> Record excerpts:
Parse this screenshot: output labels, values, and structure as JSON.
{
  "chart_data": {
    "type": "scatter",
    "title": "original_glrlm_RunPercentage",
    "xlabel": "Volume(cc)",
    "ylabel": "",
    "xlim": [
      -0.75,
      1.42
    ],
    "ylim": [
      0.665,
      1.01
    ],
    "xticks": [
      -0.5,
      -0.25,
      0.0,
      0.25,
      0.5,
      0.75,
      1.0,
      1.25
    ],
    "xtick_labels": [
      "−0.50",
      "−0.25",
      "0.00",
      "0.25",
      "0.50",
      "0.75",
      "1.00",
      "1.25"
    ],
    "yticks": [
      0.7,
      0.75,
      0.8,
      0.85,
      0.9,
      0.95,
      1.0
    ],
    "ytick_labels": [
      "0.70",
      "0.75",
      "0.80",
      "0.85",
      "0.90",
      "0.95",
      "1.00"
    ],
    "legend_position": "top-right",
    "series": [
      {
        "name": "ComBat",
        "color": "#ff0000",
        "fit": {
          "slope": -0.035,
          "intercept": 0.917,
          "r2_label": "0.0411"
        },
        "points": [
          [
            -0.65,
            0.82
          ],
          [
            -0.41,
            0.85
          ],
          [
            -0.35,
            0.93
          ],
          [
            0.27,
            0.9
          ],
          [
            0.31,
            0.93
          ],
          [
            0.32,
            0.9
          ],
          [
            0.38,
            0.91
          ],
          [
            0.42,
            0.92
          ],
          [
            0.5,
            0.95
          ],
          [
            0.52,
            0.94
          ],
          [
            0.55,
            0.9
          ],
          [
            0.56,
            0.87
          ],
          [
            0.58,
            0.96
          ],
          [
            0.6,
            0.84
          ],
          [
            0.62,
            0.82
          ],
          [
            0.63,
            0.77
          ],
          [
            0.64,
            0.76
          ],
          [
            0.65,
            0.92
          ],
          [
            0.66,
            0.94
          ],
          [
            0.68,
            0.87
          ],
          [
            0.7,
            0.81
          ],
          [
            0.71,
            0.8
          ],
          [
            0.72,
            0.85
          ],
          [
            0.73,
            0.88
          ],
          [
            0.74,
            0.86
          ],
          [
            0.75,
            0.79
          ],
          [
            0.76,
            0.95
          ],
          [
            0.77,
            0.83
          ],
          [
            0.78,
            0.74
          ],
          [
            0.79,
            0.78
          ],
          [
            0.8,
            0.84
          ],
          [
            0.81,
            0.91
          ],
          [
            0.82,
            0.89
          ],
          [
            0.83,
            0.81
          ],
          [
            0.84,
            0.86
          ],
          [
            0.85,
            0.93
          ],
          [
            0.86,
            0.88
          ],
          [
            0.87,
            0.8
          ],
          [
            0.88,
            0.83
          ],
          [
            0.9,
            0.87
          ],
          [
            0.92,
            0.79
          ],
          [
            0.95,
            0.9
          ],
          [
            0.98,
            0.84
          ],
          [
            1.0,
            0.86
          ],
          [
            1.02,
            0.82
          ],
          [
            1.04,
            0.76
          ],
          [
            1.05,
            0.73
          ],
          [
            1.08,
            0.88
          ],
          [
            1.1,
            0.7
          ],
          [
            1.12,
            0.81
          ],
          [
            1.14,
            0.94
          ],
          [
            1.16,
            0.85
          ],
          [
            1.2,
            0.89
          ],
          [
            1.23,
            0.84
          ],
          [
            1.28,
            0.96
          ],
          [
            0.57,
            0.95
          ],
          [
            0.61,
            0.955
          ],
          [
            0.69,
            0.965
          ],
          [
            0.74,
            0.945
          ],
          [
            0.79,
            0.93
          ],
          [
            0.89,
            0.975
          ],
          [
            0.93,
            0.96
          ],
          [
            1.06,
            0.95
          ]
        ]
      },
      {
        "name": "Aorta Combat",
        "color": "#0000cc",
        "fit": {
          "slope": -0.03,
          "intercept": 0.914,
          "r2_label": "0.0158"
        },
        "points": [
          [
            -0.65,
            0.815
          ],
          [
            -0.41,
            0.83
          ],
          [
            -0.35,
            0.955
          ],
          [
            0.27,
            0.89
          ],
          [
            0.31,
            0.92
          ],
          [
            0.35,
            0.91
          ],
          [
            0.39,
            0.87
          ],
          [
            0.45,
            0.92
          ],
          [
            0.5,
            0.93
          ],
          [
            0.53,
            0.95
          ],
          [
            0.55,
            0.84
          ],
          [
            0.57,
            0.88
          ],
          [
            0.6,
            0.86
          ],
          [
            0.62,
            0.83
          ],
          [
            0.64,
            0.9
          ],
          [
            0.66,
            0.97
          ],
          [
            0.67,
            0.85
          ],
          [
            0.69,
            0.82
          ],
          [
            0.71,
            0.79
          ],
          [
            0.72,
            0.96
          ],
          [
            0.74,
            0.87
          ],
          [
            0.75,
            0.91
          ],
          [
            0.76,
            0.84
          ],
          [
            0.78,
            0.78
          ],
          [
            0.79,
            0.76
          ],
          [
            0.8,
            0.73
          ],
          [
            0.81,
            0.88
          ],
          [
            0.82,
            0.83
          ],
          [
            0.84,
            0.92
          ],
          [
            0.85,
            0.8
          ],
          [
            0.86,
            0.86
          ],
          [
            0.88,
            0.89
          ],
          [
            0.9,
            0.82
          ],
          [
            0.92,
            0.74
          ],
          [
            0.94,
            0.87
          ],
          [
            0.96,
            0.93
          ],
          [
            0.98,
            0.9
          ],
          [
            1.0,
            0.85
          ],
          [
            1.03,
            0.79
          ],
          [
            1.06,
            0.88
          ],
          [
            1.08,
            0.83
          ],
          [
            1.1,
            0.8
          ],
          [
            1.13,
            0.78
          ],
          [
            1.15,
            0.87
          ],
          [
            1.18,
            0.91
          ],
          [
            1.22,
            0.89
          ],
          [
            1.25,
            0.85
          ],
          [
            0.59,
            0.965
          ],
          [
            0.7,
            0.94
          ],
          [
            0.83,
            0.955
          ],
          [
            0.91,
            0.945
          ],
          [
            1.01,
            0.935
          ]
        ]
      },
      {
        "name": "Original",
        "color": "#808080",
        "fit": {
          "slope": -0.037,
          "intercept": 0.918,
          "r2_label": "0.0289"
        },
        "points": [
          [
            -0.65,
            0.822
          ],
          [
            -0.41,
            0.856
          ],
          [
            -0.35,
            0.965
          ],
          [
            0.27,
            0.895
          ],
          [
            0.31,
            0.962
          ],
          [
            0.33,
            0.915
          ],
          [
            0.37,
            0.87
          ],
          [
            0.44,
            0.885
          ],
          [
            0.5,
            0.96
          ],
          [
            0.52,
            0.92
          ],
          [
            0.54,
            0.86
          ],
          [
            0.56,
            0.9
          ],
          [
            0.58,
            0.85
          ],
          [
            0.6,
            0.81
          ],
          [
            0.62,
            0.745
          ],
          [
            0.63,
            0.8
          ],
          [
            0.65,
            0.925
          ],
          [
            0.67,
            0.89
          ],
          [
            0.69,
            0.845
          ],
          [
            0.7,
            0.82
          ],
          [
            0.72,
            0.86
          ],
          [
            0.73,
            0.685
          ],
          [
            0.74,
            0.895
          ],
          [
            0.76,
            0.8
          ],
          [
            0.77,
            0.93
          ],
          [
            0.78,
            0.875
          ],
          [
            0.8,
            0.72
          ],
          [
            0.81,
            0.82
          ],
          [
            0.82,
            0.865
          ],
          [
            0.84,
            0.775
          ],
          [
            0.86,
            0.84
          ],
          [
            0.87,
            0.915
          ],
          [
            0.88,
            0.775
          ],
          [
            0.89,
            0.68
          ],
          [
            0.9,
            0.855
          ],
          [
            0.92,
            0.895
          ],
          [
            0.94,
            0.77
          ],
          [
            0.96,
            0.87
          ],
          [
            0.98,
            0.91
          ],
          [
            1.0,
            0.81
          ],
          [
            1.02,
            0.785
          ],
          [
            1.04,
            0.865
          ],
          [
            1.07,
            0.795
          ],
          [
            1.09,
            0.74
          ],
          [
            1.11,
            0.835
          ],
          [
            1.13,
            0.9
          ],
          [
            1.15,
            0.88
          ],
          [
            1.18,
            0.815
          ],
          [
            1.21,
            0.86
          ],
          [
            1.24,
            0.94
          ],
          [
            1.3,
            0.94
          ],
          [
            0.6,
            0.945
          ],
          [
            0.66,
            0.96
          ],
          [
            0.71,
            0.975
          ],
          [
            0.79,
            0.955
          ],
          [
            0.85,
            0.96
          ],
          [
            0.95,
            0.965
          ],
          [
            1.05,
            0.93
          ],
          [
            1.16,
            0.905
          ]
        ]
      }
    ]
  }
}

> Prompt:
In the entries above, how many lines hold the word "color"? State the number and nothing else.

> Exercise solution:
3